--- Excerpted records ---
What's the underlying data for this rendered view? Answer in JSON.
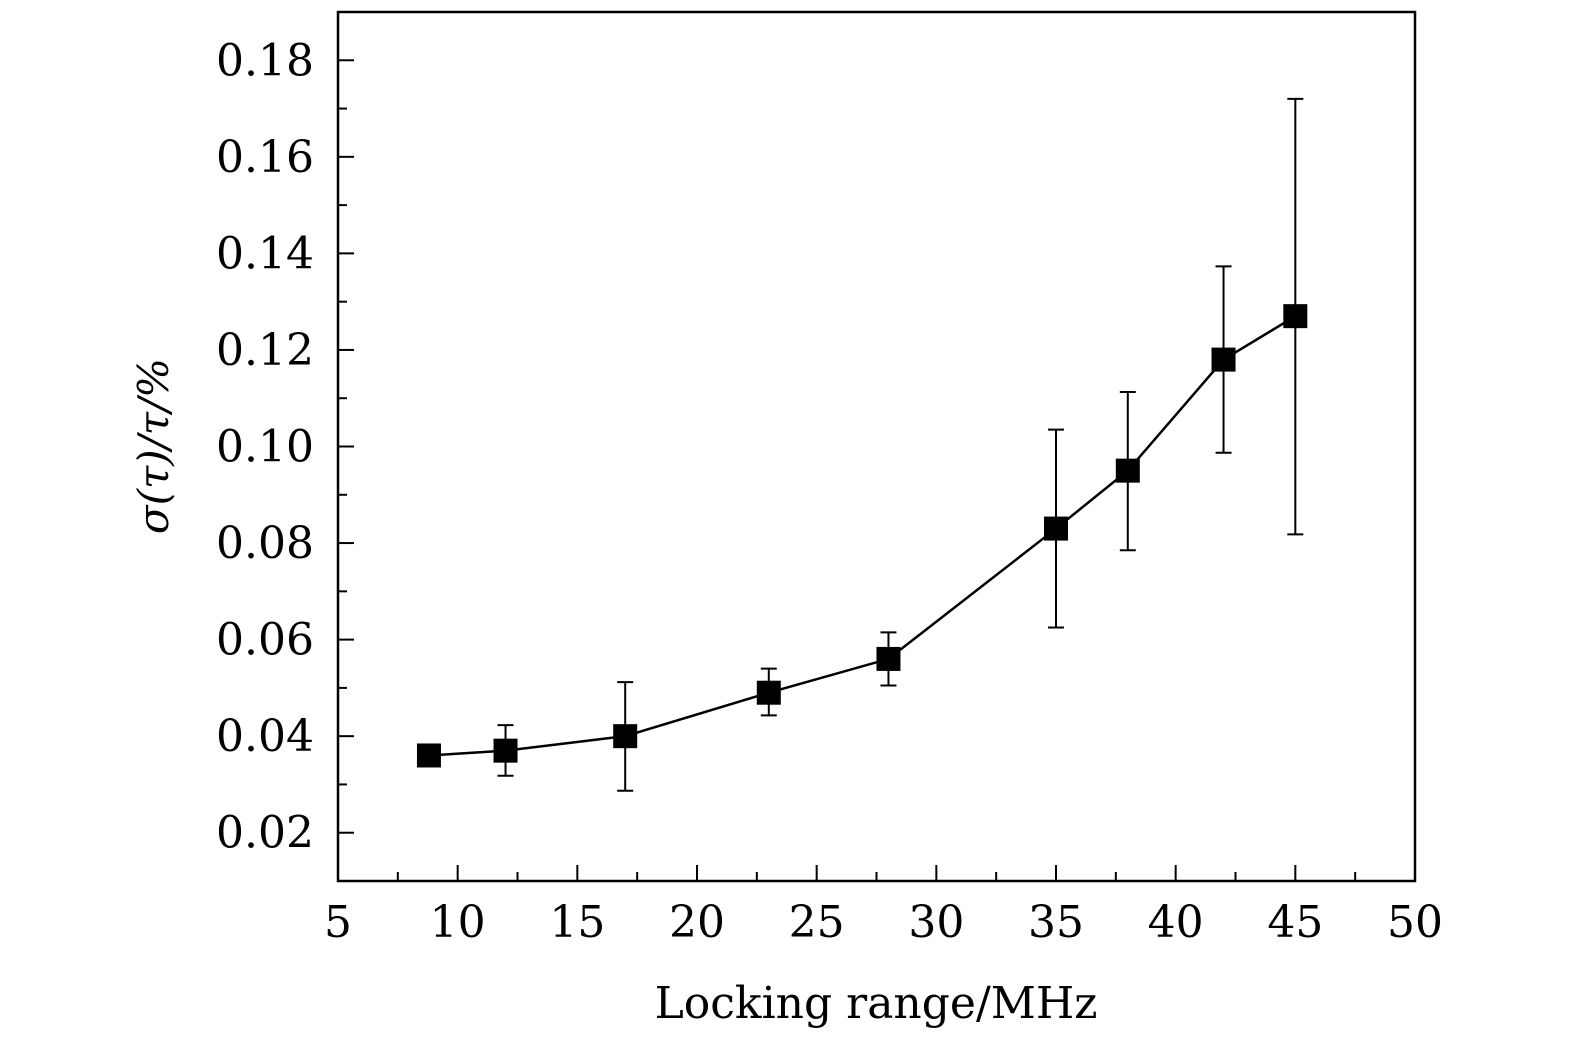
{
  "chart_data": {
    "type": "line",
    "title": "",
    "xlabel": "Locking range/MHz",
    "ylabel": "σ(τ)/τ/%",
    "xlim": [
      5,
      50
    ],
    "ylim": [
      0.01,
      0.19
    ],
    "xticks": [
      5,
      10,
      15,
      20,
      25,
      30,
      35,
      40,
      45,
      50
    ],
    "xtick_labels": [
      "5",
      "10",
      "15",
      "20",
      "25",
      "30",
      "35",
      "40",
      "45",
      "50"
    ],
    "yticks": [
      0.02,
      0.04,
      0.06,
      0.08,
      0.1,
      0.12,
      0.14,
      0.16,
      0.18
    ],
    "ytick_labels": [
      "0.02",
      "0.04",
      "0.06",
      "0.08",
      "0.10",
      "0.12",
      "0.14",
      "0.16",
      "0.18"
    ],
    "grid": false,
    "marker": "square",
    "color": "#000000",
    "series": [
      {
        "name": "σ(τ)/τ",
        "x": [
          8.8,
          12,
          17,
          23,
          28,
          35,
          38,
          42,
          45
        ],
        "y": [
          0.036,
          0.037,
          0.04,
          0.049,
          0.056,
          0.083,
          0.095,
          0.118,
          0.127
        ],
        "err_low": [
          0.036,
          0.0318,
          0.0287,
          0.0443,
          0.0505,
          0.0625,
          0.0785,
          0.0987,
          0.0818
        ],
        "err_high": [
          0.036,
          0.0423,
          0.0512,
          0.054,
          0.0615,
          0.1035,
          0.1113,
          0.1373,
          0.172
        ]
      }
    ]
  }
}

--- Short exercise ---
Write out again every line above exactly as given; the pictures do not belong in the copy.

--- Response below ---
What's the underlying data for this rendered view? Answer in JSON.
{
  "chart_data": {
    "type": "line",
    "title": "",
    "xlabel": "Locking range/MHz",
    "ylabel": "σ(τ)/τ/%",
    "xlim": [
      5,
      50
    ],
    "ylim": [
      0.01,
      0.19
    ],
    "xticks": [
      5,
      10,
      15,
      20,
      25,
      30,
      35,
      40,
      45,
      50
    ],
    "xtick_labels": [
      "5",
      "10",
      "15",
      "20",
      "25",
      "30",
      "35",
      "40",
      "45",
      "50"
    ],
    "yticks": [
      0.02,
      0.04,
      0.06,
      0.08,
      0.1,
      0.12,
      0.14,
      0.16,
      0.18
    ],
    "ytick_labels": [
      "0.02",
      "0.04",
      "0.06",
      "0.08",
      "0.10",
      "0.12",
      "0.14",
      "0.16",
      "0.18"
    ],
    "grid": false,
    "marker": "square",
    "color": "#000000",
    "series": [
      {
        "name": "σ(τ)/τ",
        "x": [
          8.8,
          12,
          17,
          23,
          28,
          35,
          38,
          42,
          45
        ],
        "y": [
          0.036,
          0.037,
          0.04,
          0.049,
          0.056,
          0.083,
          0.095,
          0.118,
          0.127
        ],
        "err_low": [
          0.036,
          0.0318,
          0.0287,
          0.0443,
          0.0505,
          0.0625,
          0.0785,
          0.0987,
          0.0818
        ],
        "err_high": [
          0.036,
          0.0423,
          0.0512,
          0.054,
          0.0615,
          0.1035,
          0.1113,
          0.1373,
          0.172
        ]
      }
    ]
  }
}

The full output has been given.